THE PROBLEM:
Without omitting anything, retype the data that follows.

BEGIN GIVEN DATA

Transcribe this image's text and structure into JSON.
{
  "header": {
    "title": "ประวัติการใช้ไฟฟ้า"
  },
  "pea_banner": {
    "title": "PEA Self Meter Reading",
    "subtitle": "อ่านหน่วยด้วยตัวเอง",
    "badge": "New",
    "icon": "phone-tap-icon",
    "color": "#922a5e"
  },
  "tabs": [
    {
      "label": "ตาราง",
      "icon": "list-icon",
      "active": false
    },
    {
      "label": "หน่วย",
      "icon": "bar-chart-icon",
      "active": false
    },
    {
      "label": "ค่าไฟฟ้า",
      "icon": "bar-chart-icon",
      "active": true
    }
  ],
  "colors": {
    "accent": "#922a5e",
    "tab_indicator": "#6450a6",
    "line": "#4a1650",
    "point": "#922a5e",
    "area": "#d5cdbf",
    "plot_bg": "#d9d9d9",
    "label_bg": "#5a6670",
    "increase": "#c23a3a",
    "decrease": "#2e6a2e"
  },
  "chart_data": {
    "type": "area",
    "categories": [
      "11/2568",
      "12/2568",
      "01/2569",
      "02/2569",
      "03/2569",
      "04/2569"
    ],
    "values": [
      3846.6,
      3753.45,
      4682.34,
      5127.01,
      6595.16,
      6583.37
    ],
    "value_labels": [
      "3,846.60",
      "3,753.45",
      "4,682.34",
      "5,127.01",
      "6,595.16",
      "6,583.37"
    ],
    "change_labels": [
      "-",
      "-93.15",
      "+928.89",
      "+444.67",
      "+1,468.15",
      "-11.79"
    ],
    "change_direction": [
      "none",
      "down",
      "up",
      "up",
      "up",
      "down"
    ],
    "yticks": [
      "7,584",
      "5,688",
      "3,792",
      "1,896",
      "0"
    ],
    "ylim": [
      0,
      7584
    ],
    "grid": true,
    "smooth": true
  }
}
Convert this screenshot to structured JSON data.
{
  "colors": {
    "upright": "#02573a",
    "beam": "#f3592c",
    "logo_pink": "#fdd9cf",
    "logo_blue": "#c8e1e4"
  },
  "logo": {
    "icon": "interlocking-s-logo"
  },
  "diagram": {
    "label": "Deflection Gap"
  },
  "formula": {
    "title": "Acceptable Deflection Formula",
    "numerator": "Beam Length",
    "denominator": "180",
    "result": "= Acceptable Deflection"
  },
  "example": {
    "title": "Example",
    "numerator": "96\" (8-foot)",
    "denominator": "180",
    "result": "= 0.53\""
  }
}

END GIVEN DATA

SOLUTION TO THIS PROBLEM:
Transcribe this image's text and structure into JSON.
{
  "header": {
    "title": "ประวัติการใช้ไฟฟ้า"
  },
  "pea_banner": {
    "title": "PEA Self Meter Reading",
    "subtitle": "อ่านหน่วยด้วยตัวเอง",
    "badge": "New",
    "icon": "phone-tap-icon",
    "color": "#922a5e"
  },
  "tabs": [
    {
      "label": "ตาราง",
      "icon": "list-icon",
      "active": false
    },
    {
      "label": "หน่วย",
      "icon": "bar-chart-icon",
      "active": false
    },
    {
      "label": "ค่าไฟฟ้า",
      "icon": "bar-chart-icon",
      "active": true
    }
  ],
  "colors": {
    "accent": "#922a5e",
    "tab_indicator": "#6450a6",
    "line": "#4a1650",
    "point": "#922a5e",
    "area": "#d5cdbf",
    "plot_bg": "#d9d9d9",
    "label_bg": "#5a6670",
    "increase": "#c23a3a",
    "decrease": "#2e6a2e"
  },
  "chart_data": {
    "type": "area",
    "categories": [
      "11/2568",
      "12/2568",
      "01/2569",
      "02/2569",
      "03/2569",
      "04/2569"
    ],
    "values": [
      3846.6,
      3753.45,
      4682.34,
      5127.01,
      6595.16,
      6583.37
    ],
    "value_labels": [
      "3,846.60",
      "3,753.45",
      "4,682.34",
      "5,127.01",
      "6,595.16",
      "6,583.37"
    ],
    "change_labels": [
      "-",
      "-93.15",
      "+928.89",
      "+444.67",
      "+1,468.15",
      "-11.79"
    ],
    "change_direction": [
      "none",
      "down",
      "up",
      "up",
      "up",
      "down"
    ],
    "yticks": [
      "7,584",
      "5,688",
      "3,792",
      "1,896",
      "0"
    ],
    "ylim": [
      0,
      7584
    ],
    "grid": true,
    "smooth": true
  }
}
Convert this screenshot to structured JSON data.
{
  "colors": {
    "upright": "#02573a",
    "beam": "#f3592c",
    "logo_pink": "#fdd9cf",
    "logo_blue": "#c8e1e4"
  },
  "logo": {
    "icon": "interlocking-s-logo"
  },
  "diagram": {
    "label": "Deflection Gap"
  },
  "formula": {
    "title": "Acceptable Deflection Formula",
    "numerator": "Beam Length",
    "denominator": "180",
    "result": "= Acceptable Deflection"
  },
  "example": {
    "title": "Example",
    "numerator": "96\" (8-foot)",
    "denominator": "180",
    "result": "= 0.53\""
  }
}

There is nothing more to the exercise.